What is needed
The records that follow must be reproduced in full, exactly as written.

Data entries
##############################

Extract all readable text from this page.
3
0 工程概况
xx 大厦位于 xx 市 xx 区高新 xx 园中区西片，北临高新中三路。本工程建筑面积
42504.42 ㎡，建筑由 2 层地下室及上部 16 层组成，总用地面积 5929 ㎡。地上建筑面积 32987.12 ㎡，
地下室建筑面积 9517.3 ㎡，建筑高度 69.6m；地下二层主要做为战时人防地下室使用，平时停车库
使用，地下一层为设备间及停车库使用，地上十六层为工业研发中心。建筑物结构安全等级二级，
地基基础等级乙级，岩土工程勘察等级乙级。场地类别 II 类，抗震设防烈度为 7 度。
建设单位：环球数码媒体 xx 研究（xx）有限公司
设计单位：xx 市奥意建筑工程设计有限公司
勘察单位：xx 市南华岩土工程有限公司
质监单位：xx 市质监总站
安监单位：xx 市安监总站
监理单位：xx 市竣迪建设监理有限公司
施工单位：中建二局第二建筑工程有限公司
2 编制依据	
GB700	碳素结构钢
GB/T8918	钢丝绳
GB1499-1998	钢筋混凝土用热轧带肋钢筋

##############################

Reply
Extract all readable text from this page.
3
0 工程概况
xx 大厦位于 xx 市 xx 区高新 xx 园中区西片，北临高新中三路。本工程建筑面积
42504.42 ㎡，建筑由 2 层地下室及上部 16 层组成，总用地面积 5929 ㎡。地上建筑面积 32987.12 ㎡，
地下室建筑面积 9517.3 ㎡，建筑高度 69.6m；地下二层主要做为战时人防地下室使用，平时停车库
使用，地下一层为设备间及停车库使用，地上十六层为工业研发中心。建筑物结构安全等级二级，
地基基础等级乙级，岩土工程勘察等级乙级。场地类别 II 类，抗震设防烈度为 7 度。
建设单位：环球数码媒体 xx 研究（xx）有限公司
设计单位：xx 市奥意建筑工程设计有限公司
勘察单位：xx 市南华岩土工程有限公司
质监单位：xx 市质监总站
安监单位：xx 市安监总站
监理单位：xx 市竣迪建设监理有限公司
施工单位：中建二局第二建筑工程有限公司
2 编制依据	
GB700	碳素结构钢
GB/T8918	钢丝绳
GB1499-1998	钢筋混凝土用热轧带肋钢筋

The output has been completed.